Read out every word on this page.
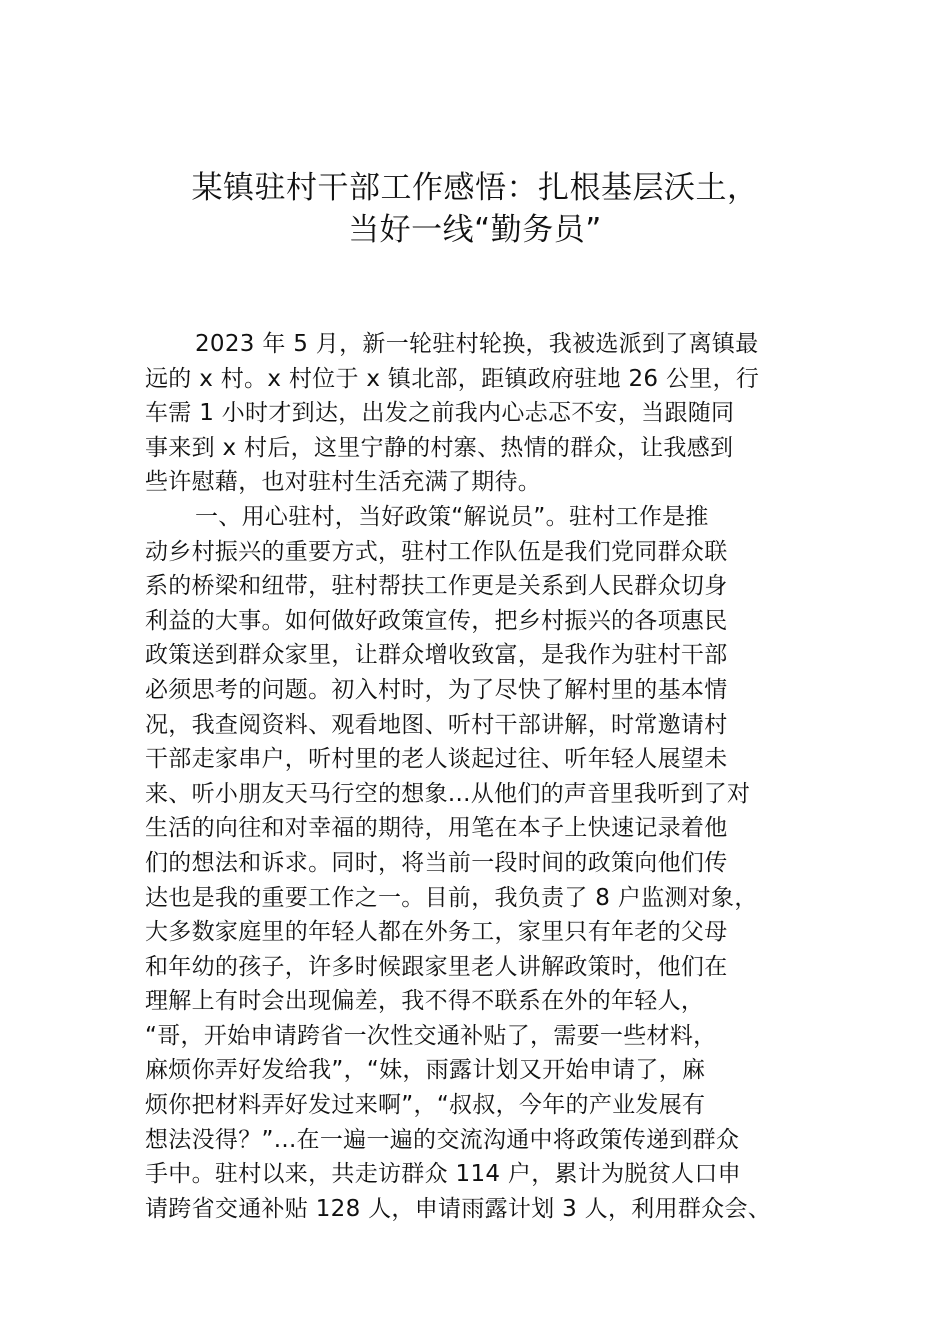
某镇驻村干部工作感悟：扎根基层沃土，
当好一线“勤务员”
2023 年 5 月，新一轮驻村轮换，我被选派到了离镇最
远的 x 村。x 村位于 x 镇北部，距镇政府驻地 26 公里，行
车需 1 小时才到达，出发之前我内心忐忑不安，当跟随同
事来到 x 村后，这里宁静的村寨、热情的群众，让我感到
些许慰藉，也对驻村生活充满了期待。
一、用心驻村，当好政策“解说员”。驻村工作是推
动乡村振兴的重要方式，驻村工作队伍是我们党同群众联
系的桥梁和纽带，驻村帮扶工作更是关系到人民群众切身
利益的大事。如何做好政策宣传，把乡村振兴的各项惠民
政策送到群众家里，让群众增收致富，是我作为驻村干部
必须思考的问题。初入村时，为了尽快了解村里的基本情
况，我查阅资料、观看地图、听村干部讲解，时常邀请村
干部走家串户，听村里的老人谈起过往、听年轻人展望未
来、听小朋友天马行空的想象...从他们的声音里我听到了对
生活的向往和对幸福的期待，用笔在本子上快速记录着他
们的想法和诉求。同时，将当前一段时间的政策向他们传
达也是我的重要工作之一。目前，我负责了 8 户监测对象，
大多数家庭里的年轻人都在外务工，家里只有年老的父母
和年幼的孩子，许多时候跟家里老人讲解政策时，他们在
理解上有时会出现偏差，我不得不联系在外的年轻人，
“哥，开始申请跨省一次性交通补贴了，需要一些材料，
麻烦你弄好发给我”，“妹，雨露计划又开始申请了，麻
烦你把材料弄好发过来啊”，“叔叔，今年的产业发展有
想法没得？”...在一遍一遍的交流沟通中将政策传递到群众
手中。驻村以来，共走访群众 114 户，累计为脱贫人口申
请跨省交通补贴 128 人，申请雨露计划 3 人，利用群众会、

________________

### Written instruction
Each line of the data is to be duplicated exactly; pictures stay out of the copy.

### Answer below
Read out every word on this page.
某镇驻村干部工作感悟：扎根基层沃土，
当好一线“勤务员”
2023 年 5 月，新一轮驻村轮换，我被选派到了离镇最
远的 x 村。x 村位于 x 镇北部，距镇政府驻地 26 公里，行
车需 1 小时才到达，出发之前我内心忐忑不安，当跟随同
事来到 x 村后，这里宁静的村寨、热情的群众，让我感到
些许慰藉，也对驻村生活充满了期待。
一、用心驻村，当好政策“解说员”。驻村工作是推
动乡村振兴的重要方式，驻村工作队伍是我们党同群众联
系的桥梁和纽带，驻村帮扶工作更是关系到人民群众切身
利益的大事。如何做好政策宣传，把乡村振兴的各项惠民
政策送到群众家里，让群众增收致富，是我作为驻村干部
必须思考的问题。初入村时，为了尽快了解村里的基本情
况，我查阅资料、观看地图、听村干部讲解，时常邀请村
干部走家串户，听村里的老人谈起过往、听年轻人展望未
来、听小朋友天马行空的想象...从他们的声音里我听到了对
生活的向往和对幸福的期待，用笔在本子上快速记录着他
们的想法和诉求。同时，将当前一段时间的政策向他们传
达也是我的重要工作之一。目前，我负责了 8 户监测对象，
大多数家庭里的年轻人都在外务工，家里只有年老的父母
和年幼的孩子，许多时候跟家里老人讲解政策时，他们在
理解上有时会出现偏差，我不得不联系在外的年轻人，
“哥，开始申请跨省一次性交通补贴了，需要一些材料，
麻烦你弄好发给我”，“妹，雨露计划又开始申请了，麻
烦你把材料弄好发过来啊”，“叔叔，今年的产业发展有
想法没得？”...在一遍一遍的交流沟通中将政策传递到群众
手中。驻村以来，共走访群众 114 户，累计为脱贫人口申
请跨省交通补贴 128 人，申请雨露计划 3 人，利用群众会、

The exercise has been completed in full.